## WHAT YOU HAVE TO DO
Reproduce every record below exactly as written, leaving out any pictures.

Excerpts from a figure dataset:

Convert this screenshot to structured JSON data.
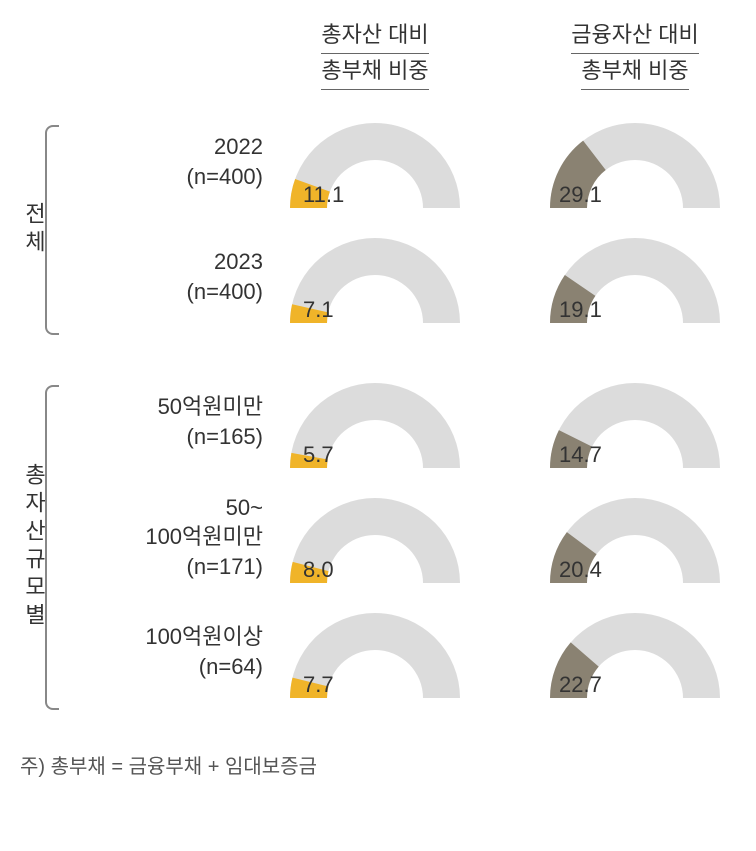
{
  "headers": {
    "col1_line1": "총자산 대비",
    "col1_line2": "총부채 비중",
    "col2_line1": "금융자산 대비",
    "col2_line2": "총부채 비중"
  },
  "colors": {
    "gauge_bg": "#dcdcdc",
    "col1_fill": "#f0b429",
    "col2_fill": "#8a8272",
    "text": "#333333",
    "background": "#ffffff"
  },
  "gauge": {
    "outer_radius": 85,
    "inner_radius": 48,
    "width": 180,
    "height": 95,
    "max_value": 100,
    "value_fontsize": 22
  },
  "groups": [
    {
      "label": "전체",
      "rows": [
        {
          "label_line1": "2022",
          "label_line2": "(n=400)",
          "col1": {
            "value": 11.1,
            "display": "11.1"
          },
          "col2": {
            "value": 29.1,
            "display": "29.1"
          }
        },
        {
          "label_line1": "2023",
          "label_line2": "(n=400)",
          "col1": {
            "value": 7.1,
            "display": "7.1"
          },
          "col2": {
            "value": 19.1,
            "display": "19.1"
          }
        }
      ]
    },
    {
      "label": "총자산규모별",
      "rows": [
        {
          "label_line1": "50억원미만",
          "label_line2": "(n=165)",
          "col1": {
            "value": 5.7,
            "display": "5.7"
          },
          "col2": {
            "value": 14.7,
            "display": "14.7"
          }
        },
        {
          "label_line1": "50~",
          "label_line2": "100억원미만",
          "label_line3": "(n=171)",
          "col1": {
            "value": 8.0,
            "display": "8.0"
          },
          "col2": {
            "value": 20.4,
            "display": "20.4"
          }
        },
        {
          "label_line1": "100억원이상",
          "label_line2": "(n=64)",
          "col1": {
            "value": 7.7,
            "display": "7.7"
          },
          "col2": {
            "value": 22.7,
            "display": "22.7"
          }
        }
      ]
    }
  ],
  "footnote": "주) 총부채 = 금융부채 + 임대보증금"
}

## SOLUTION TO THE EXERCISE
Convert this screenshot to structured JSON data.
{
  "headers": {
    "col1_line1": "총자산 대비",
    "col1_line2": "총부채 비중",
    "col2_line1": "금융자산 대비",
    "col2_line2": "총부채 비중"
  },
  "colors": {
    "gauge_bg": "#dcdcdc",
    "col1_fill": "#f0b429",
    "col2_fill": "#8a8272",
    "text": "#333333",
    "background": "#ffffff"
  },
  "gauge": {
    "outer_radius": 85,
    "inner_radius": 48,
    "width": 180,
    "height": 95,
    "max_value": 100,
    "value_fontsize": 22
  },
  "groups": [
    {
      "label": "전체",
      "rows": [
        {
          "label_line1": "2022",
          "label_line2": "(n=400)",
          "col1": {
            "value": 11.1,
            "display": "11.1"
          },
          "col2": {
            "value": 29.1,
            "display": "29.1"
          }
        },
        {
          "label_line1": "2023",
          "label_line2": "(n=400)",
          "col1": {
            "value": 7.1,
            "display": "7.1"
          },
          "col2": {
            "value": 19.1,
            "display": "19.1"
          }
        }
      ]
    },
    {
      "label": "총자산규모별",
      "rows": [
        {
          "label_line1": "50억원미만",
          "label_line2": "(n=165)",
          "col1": {
            "value": 5.7,
            "display": "5.7"
          },
          "col2": {
            "value": 14.7,
            "display": "14.7"
          }
        },
        {
          "label_line1": "50~",
          "label_line2": "100억원미만",
          "label_line3": "(n=171)",
          "col1": {
            "value": 8.0,
            "display": "8.0"
          },
          "col2": {
            "value": 20.4,
            "display": "20.4"
          }
        },
        {
          "label_line1": "100억원이상",
          "label_line2": "(n=64)",
          "col1": {
            "value": 7.7,
            "display": "7.7"
          },
          "col2": {
            "value": 22.7,
            "display": "22.7"
          }
        }
      ]
    }
  ],
  "footnote": "주) 총부채 = 금융부채 + 임대보증금"
}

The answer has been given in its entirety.